*WORK TO DO*. Set all the material down again unchanged, without the pictures.

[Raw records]
** Begin **

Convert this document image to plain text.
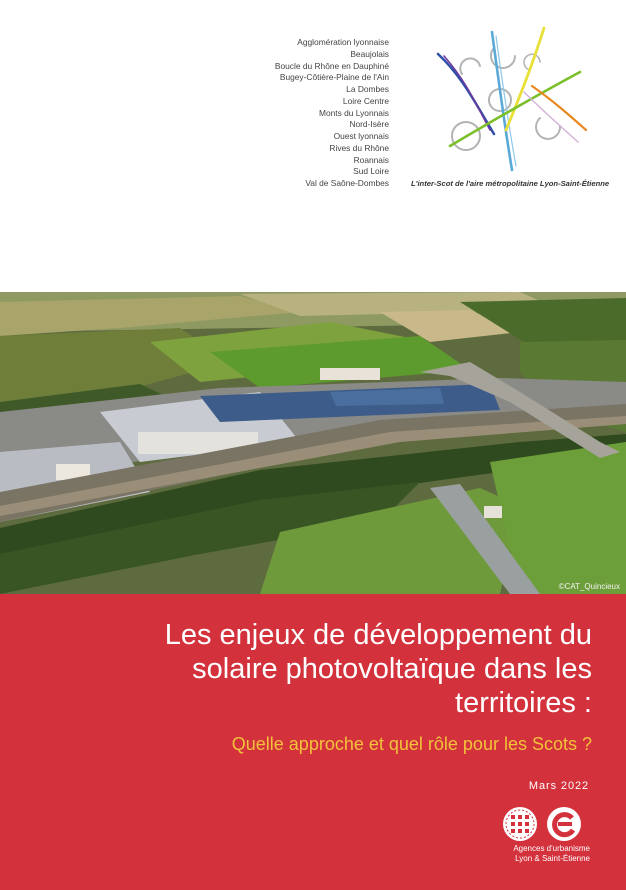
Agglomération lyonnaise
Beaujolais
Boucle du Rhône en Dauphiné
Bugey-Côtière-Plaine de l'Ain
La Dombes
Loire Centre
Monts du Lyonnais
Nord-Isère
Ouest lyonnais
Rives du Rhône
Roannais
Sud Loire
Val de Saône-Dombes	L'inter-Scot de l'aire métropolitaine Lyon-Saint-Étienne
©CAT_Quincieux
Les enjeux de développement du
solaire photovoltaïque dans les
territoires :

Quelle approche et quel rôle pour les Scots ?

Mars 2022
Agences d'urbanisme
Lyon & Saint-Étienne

** End **

*THE RESULT*.
Convert this document image to plain text.
Agglomération lyonnaise
Beaujolais
Boucle du Rhône en Dauphiné
Bugey-Côtière-Plaine de l'Ain
La Dombes
Loire Centre
Monts du Lyonnais
Nord-Isère
Ouest lyonnais
Rives du Rhône
Roannais
Sud Loire
Val de Saône-Dombes	L'inter-Scot de l'aire métropolitaine Lyon-Saint-Étienne
©CAT_Quincieux
Les enjeux de développement du
solaire photovoltaïque dans les
territoires :

Quelle approche et quel rôle pour les Scots ?

Mars 2022
Agences d'urbanisme
Lyon & Saint-Étienne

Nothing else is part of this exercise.